[Collected data entries]
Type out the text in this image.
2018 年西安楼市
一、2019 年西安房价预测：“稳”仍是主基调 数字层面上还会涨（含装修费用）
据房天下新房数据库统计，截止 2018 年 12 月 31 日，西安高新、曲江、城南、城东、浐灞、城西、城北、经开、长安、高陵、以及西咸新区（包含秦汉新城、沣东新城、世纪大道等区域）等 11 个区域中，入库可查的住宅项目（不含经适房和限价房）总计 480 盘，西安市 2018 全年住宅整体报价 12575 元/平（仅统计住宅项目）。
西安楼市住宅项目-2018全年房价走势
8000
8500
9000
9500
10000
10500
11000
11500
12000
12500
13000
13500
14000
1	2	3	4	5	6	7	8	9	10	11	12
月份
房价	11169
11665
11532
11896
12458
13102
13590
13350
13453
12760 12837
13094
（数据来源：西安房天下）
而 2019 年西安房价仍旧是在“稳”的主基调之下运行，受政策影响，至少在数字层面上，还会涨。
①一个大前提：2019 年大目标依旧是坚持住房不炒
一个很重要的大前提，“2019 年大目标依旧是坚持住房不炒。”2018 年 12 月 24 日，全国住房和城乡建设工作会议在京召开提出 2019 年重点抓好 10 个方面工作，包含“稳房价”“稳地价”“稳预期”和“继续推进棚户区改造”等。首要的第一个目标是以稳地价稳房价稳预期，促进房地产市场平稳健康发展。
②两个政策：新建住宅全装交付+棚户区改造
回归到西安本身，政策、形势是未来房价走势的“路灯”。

- **EXERCISE DETAILS**
Above are the records; retype them all without a single difference.

- **RESPONSE TO THE EXERCISE**
Type out the text in this image.
2018 年西安楼市
一、2019 年西安房价预测：“稳”仍是主基调 数字层面上还会涨（含装修费用）
据房天下新房数据库统计，截止 2018 年 12 月 31 日，西安高新、曲江、城南、城东、浐灞、城西、城北、经开、长安、高陵、以及西咸新区（包含秦汉新城、沣东新城、世纪大道等区域）等 11 个区域中，入库可查的住宅项目（不含经适房和限价房）总计 480 盘，西安市 2018 全年住宅整体报价 12575 元/平（仅统计住宅项目）。
西安楼市住宅项目-2018全年房价走势
8000
8500
9000
9500
10000
10500
11000
11500
12000
12500
13000
13500
14000
1	2	3	4	5	6	7	8	9	10	11	12
月份
房价	11169
11665
11532
11896
12458
13102
13590
13350
13453
12760 12837
13094
（数据来源：西安房天下）
而 2019 年西安房价仍旧是在“稳”的主基调之下运行，受政策影响，至少在数字层面上，还会涨。
①一个大前提：2019 年大目标依旧是坚持住房不炒
一个很重要的大前提，“2019 年大目标依旧是坚持住房不炒。”2018 年 12 月 24 日，全国住房和城乡建设工作会议在京召开提出 2019 年重点抓好 10 个方面工作，包含“稳房价”“稳地价”“稳预期”和“继续推进棚户区改造”等。首要的第一个目标是以稳地价稳房价稳预期，促进房地产市场平稳健康发展。
②两个政策：新建住宅全装交付+棚户区改造
回归到西安本身，政策、形势是未来房价走势的“路灯”。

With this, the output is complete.